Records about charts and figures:
···
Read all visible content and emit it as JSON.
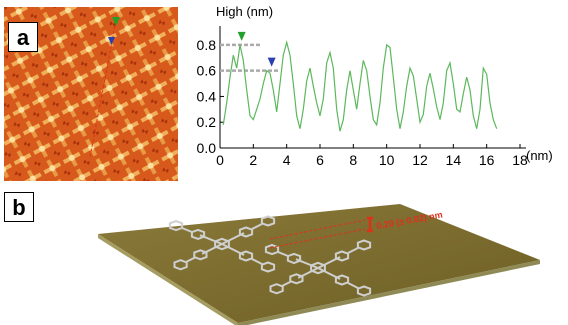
{
  "panels": {
    "a": "a",
    "b": "b"
  },
  "chart_data": {
    "type": "line",
    "title": "",
    "ylabel": "High (nm)",
    "xlabel": "(nm)",
    "xlim": [
      0,
      18
    ],
    "ylim": [
      0,
      0.9
    ],
    "xticks": [
      "0",
      "2",
      "4",
      "6",
      "8",
      "10",
      "12",
      "14",
      "16",
      "18"
    ],
    "yticks": [
      "0.0",
      "0.2",
      "0.4",
      "0.6",
      "0.8"
    ],
    "reference_lines": [
      0.8,
      0.6
    ],
    "markers": [
      {
        "color": "#22a02a",
        "x": 1.3,
        "y": 0.8
      },
      {
        "color": "#2a3fb0",
        "x": 3.1,
        "y": 0.6
      }
    ],
    "series": [
      {
        "color": "#5cb85c",
        "x": [
          0.2,
          0.4,
          0.6,
          0.8,
          1.0,
          1.2,
          1.4,
          1.6,
          1.8,
          2.0,
          2.2,
          2.4,
          2.6,
          2.8,
          3.0,
          3.2,
          3.4,
          3.6,
          3.8,
          4.0,
          4.2,
          4.4,
          4.6,
          4.8,
          5.0,
          5.2,
          5.4,
          5.6,
          5.8,
          6.0,
          6.2,
          6.4,
          6.6,
          6.8,
          7.0,
          7.2,
          7.4,
          7.6,
          7.8,
          8.0,
          8.2,
          8.4,
          8.6,
          8.8,
          9.0,
          9.2,
          9.4,
          9.6,
          9.8,
          10.0,
          10.2,
          10.4,
          10.6,
          10.8,
          11.0,
          11.2,
          11.4,
          11.6,
          11.8,
          12.0,
          12.2,
          12.4,
          12.6,
          12.8,
          13.0,
          13.2,
          13.4,
          13.6,
          13.8,
          14.0,
          14.2,
          14.4,
          14.6,
          14.8,
          15.0,
          15.2,
          15.4,
          15.6,
          15.8,
          16.0,
          16.2,
          16.4,
          16.6
        ],
        "y": [
          0.18,
          0.35,
          0.55,
          0.72,
          0.62,
          0.8,
          0.68,
          0.45,
          0.25,
          0.22,
          0.3,
          0.38,
          0.5,
          0.6,
          0.58,
          0.45,
          0.28,
          0.5,
          0.72,
          0.82,
          0.72,
          0.5,
          0.25,
          0.15,
          0.3,
          0.52,
          0.62,
          0.48,
          0.35,
          0.25,
          0.38,
          0.66,
          0.74,
          0.62,
          0.3,
          0.13,
          0.22,
          0.45,
          0.6,
          0.45,
          0.3,
          0.5,
          0.68,
          0.6,
          0.4,
          0.22,
          0.18,
          0.35,
          0.62,
          0.8,
          0.78,
          0.55,
          0.3,
          0.15,
          0.28,
          0.48,
          0.62,
          0.56,
          0.38,
          0.2,
          0.26,
          0.48,
          0.58,
          0.46,
          0.32,
          0.22,
          0.35,
          0.6,
          0.66,
          0.5,
          0.3,
          0.28,
          0.42,
          0.55,
          0.45,
          0.25,
          0.15,
          0.3,
          0.62,
          0.57,
          0.35,
          0.22,
          0.15
        ]
      }
    ]
  },
  "annotation": {
    "gap": "0.20 (± 0.02) nm"
  }
}
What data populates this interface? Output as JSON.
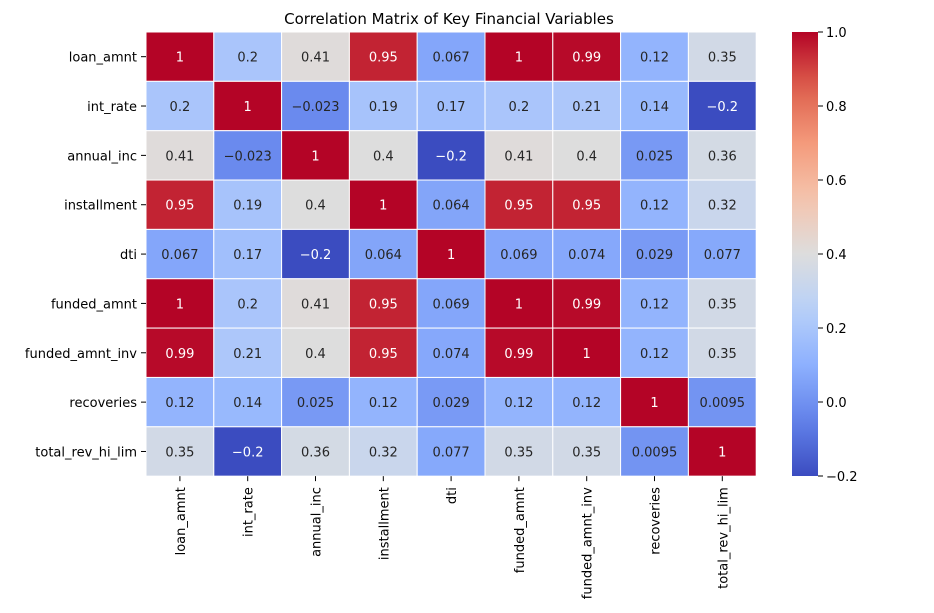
{
  "chart_data": {
    "type": "heatmap",
    "title": "Correlation Matrix of Key Financial Variables",
    "rows": [
      "loan_amnt",
      "int_rate",
      "annual_inc",
      "installment",
      "dti",
      "funded_amnt",
      "funded_amnt_inv",
      "recoveries",
      "total_rev_hi_lim"
    ],
    "columns": [
      "loan_amnt",
      "int_rate",
      "annual_inc",
      "installment",
      "dti",
      "funded_amnt",
      "funded_amnt_inv",
      "recoveries",
      "total_rev_hi_lim"
    ],
    "values": [
      [
        1,
        0.2,
        0.41,
        0.95,
        0.067,
        1,
        0.99,
        0.12,
        0.35
      ],
      [
        0.2,
        1,
        -0.023,
        0.19,
        0.17,
        0.2,
        0.21,
        0.14,
        -0.2
      ],
      [
        0.41,
        -0.023,
        1,
        0.4,
        -0.2,
        0.41,
        0.4,
        0.025,
        0.36
      ],
      [
        0.95,
        0.19,
        0.4,
        1,
        0.064,
        0.95,
        0.95,
        0.12,
        0.32
      ],
      [
        0.067,
        0.17,
        -0.2,
        0.064,
        1,
        0.069,
        0.074,
        0.029,
        0.077
      ],
      [
        1,
        0.2,
        0.41,
        0.95,
        0.069,
        1,
        0.99,
        0.12,
        0.35
      ],
      [
        0.99,
        0.21,
        0.4,
        0.95,
        0.074,
        0.99,
        1,
        0.12,
        0.35
      ],
      [
        0.12,
        0.14,
        0.025,
        0.12,
        0.029,
        0.12,
        0.12,
        1,
        0.0095
      ],
      [
        0.35,
        -0.2,
        0.36,
        0.32,
        0.077,
        0.35,
        0.35,
        0.0095,
        1
      ]
    ],
    "colormap": "coolwarm",
    "vmin": -0.2,
    "vmax": 1.0,
    "annotations": true,
    "cell_border_color": "#ffffff",
    "colorbar": {
      "ticks": [
        -0.2,
        0.0,
        0.2,
        0.4,
        0.6,
        0.8,
        1.0
      ],
      "tick_labels": [
        "−0.2",
        "0.0",
        "0.2",
        "0.4",
        "0.6",
        "0.8",
        "1.0"
      ]
    }
  }
}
···
> **TASK DIRECTIONS**
Images do not belong in the copy; reproduce all other parts of the records above verbatim.

> **SOLUTION**
Read all visible content and emit it as JSON.
{
  "panels": {
    "a": "a",
    "b": "b"
  },
  "chart_data": {
    "type": "line",
    "title": "",
    "ylabel": "High (nm)",
    "xlabel": "(nm)",
    "xlim": [
      0,
      18
    ],
    "ylim": [
      0,
      0.9
    ],
    "xticks": [
      "0",
      "2",
      "4",
      "6",
      "8",
      "10",
      "12",
      "14",
      "16",
      "18"
    ],
    "yticks": [
      "0.0",
      "0.2",
      "0.4",
      "0.6",
      "0.8"
    ],
    "reference_lines": [
      0.8,
      0.6
    ],
    "markers": [
      {
        "color": "#22a02a",
        "x": 1.3,
        "y": 0.8
      },
      {
        "color": "#2a3fb0",
        "x": 3.1,
        "y": 0.6
      }
    ],
    "series": [
      {
        "color": "#5cb85c",
        "x": [
          0.2,
          0.4,
          0.6,
          0.8,
          1.0,
          1.2,
          1.4,
          1.6,
          1.8,
          2.0,
          2.2,
          2.4,
          2.6,
          2.8,
          3.0,
          3.2,
          3.4,
          3.6,
          3.8,
          4.0,
          4.2,
          4.4,
          4.6,
          4.8,
          5.0,
          5.2,
          5.4,
          5.6,
          5.8,
          6.0,
          6.2,
          6.4,
          6.6,
          6.8,
          7.0,
          7.2,
          7.4,
          7.6,
          7.8,
          8.0,
          8.2,
          8.4,
          8.6,
          8.8,
          9.0,
          9.2,
          9.4,
          9.6,
          9.8,
          10.0,
          10.2,
          10.4,
          10.6,
          10.8,
          11.0,
          11.2,
          11.4,
          11.6,
          11.8,
          12.0,
          12.2,
          12.4,
          12.6,
          12.8,
          13.0,
          13.2,
          13.4,
          13.6,
          13.8,
          14.0,
          14.2,
          14.4,
          14.6,
          14.8,
          15.0,
          15.2,
          15.4,
          15.6,
          15.8,
          16.0,
          16.2,
          16.4,
          16.6
        ],
        "y": [
          0.18,
          0.35,
          0.55,
          0.72,
          0.62,
          0.8,
          0.68,
          0.45,
          0.25,
          0.22,
          0.3,
          0.38,
          0.5,
          0.6,
          0.58,
          0.45,
          0.28,
          0.5,
          0.72,
          0.82,
          0.72,
          0.5,
          0.25,
          0.15,
          0.3,
          0.52,
          0.62,
          0.48,
          0.35,
          0.25,
          0.38,
          0.66,
          0.74,
          0.62,
          0.3,
          0.13,
          0.22,
          0.45,
          0.6,
          0.45,
          0.3,
          0.5,
          0.68,
          0.6,
          0.4,
          0.22,
          0.18,
          0.35,
          0.62,
          0.8,
          0.78,
          0.55,
          0.3,
          0.15,
          0.28,
          0.48,
          0.62,
          0.56,
          0.38,
          0.2,
          0.26,
          0.48,
          0.58,
          0.46,
          0.32,
          0.22,
          0.35,
          0.6,
          0.66,
          0.5,
          0.3,
          0.28,
          0.42,
          0.55,
          0.45,
          0.25,
          0.15,
          0.3,
          0.62,
          0.57,
          0.35,
          0.22,
          0.15
        ]
      }
    ]
  },
  "annotation": {
    "gap": "0.20 (± 0.02) nm"
  }
}
What data populates this interface? Output as JSON.
{
  "chart_data": {
    "type": "heatmap",
    "title": "Correlation Matrix of Key Financial Variables",
    "rows": [
      "loan_amnt",
      "int_rate",
      "annual_inc",
      "installment",
      "dti",
      "funded_amnt",
      "funded_amnt_inv",
      "recoveries",
      "total_rev_hi_lim"
    ],
    "columns": [
      "loan_amnt",
      "int_rate",
      "annual_inc",
      "installment",
      "dti",
      "funded_amnt",
      "funded_amnt_inv",
      "recoveries",
      "total_rev_hi_lim"
    ],
    "values": [
      [
        1,
        0.2,
        0.41,
        0.95,
        0.067,
        1,
        0.99,
        0.12,
        0.35
      ],
      [
        0.2,
        1,
        -0.023,
        0.19,
        0.17,
        0.2,
        0.21,
        0.14,
        -0.2
      ],
      [
        0.41,
        -0.023,
        1,
        0.4,
        -0.2,
        0.41,
        0.4,
        0.025,
        0.36
      ],
      [
        0.95,
        0.19,
        0.4,
        1,
        0.064,
        0.95,
        0.95,
        0.12,
        0.32
      ],
      [
        0.067,
        0.17,
        -0.2,
        0.064,
        1,
        0.069,
        0.074,
        0.029,
        0.077
      ],
      [
        1,
        0.2,
        0.41,
        0.95,
        0.069,
        1,
        0.99,
        0.12,
        0.35
      ],
      [
        0.99,
        0.21,
        0.4,
        0.95,
        0.074,
        0.99,
        1,
        0.12,
        0.35
      ],
      [
        0.12,
        0.14,
        0.025,
        0.12,
        0.029,
        0.12,
        0.12,
        1,
        0.0095
      ],
      [
        0.35,
        -0.2,
        0.36,
        0.32,
        0.077,
        0.35,
        0.35,
        0.0095,
        1
      ]
    ],
    "colormap": "coolwarm",
    "vmin": -0.2,
    "vmax": 1.0,
    "annotations": true,
    "cell_border_color": "#ffffff",
    "colorbar": {
      "ticks": [
        -0.2,
        0.0,
        0.2,
        0.4,
        0.6,
        0.8,
        1.0
      ],
      "tick_labels": [
        "−0.2",
        "0.0",
        "0.2",
        "0.4",
        "0.6",
        "0.8",
        "1.0"
      ]
    }
  }
}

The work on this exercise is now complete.